**Short task:** Return only the number of lines holding the word "text".

>> START Records supplied

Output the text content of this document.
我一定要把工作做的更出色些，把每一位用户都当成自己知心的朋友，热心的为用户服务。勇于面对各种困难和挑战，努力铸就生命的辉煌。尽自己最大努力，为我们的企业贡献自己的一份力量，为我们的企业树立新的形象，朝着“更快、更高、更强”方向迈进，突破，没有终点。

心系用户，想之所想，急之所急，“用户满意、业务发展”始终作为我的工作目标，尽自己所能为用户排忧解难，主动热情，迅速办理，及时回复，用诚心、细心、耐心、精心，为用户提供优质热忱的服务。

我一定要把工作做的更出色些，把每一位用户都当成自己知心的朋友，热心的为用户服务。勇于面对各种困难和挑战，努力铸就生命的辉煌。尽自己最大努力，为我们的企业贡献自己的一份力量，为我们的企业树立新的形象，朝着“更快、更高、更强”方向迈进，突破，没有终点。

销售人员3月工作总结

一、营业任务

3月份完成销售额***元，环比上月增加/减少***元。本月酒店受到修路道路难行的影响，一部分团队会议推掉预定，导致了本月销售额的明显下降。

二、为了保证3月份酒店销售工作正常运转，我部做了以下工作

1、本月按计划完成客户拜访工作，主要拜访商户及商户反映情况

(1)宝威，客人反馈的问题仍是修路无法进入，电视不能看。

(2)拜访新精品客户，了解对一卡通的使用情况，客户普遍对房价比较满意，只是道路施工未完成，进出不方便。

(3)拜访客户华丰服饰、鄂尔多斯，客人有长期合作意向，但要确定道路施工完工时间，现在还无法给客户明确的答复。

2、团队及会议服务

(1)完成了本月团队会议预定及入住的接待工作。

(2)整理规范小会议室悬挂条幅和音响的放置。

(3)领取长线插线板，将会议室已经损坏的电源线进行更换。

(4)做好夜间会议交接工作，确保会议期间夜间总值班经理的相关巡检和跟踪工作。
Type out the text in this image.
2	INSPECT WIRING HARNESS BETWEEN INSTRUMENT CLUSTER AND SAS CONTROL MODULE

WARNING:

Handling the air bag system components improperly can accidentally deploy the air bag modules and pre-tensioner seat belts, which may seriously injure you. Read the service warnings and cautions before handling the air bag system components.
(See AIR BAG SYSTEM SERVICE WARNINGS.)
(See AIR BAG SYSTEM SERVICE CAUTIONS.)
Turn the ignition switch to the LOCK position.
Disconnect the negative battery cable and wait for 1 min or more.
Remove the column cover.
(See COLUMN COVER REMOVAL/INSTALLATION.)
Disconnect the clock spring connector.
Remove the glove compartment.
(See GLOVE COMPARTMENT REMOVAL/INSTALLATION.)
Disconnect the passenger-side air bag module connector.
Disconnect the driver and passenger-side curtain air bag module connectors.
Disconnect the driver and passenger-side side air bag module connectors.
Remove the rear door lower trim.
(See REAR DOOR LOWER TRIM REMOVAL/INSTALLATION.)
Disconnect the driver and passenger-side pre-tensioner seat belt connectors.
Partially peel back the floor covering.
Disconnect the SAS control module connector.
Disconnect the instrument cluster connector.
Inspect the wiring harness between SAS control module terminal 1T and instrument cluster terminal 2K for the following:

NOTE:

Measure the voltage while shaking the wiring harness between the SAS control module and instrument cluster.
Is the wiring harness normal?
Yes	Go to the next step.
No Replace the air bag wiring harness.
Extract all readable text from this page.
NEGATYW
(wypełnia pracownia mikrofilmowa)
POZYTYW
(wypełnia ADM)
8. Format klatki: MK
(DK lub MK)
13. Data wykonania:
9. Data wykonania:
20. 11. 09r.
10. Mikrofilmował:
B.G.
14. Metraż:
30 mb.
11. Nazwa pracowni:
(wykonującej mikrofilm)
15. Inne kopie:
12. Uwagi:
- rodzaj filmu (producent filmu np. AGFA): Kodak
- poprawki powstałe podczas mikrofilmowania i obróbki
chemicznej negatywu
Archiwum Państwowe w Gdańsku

>> END Records supplied

**Full solution:** 3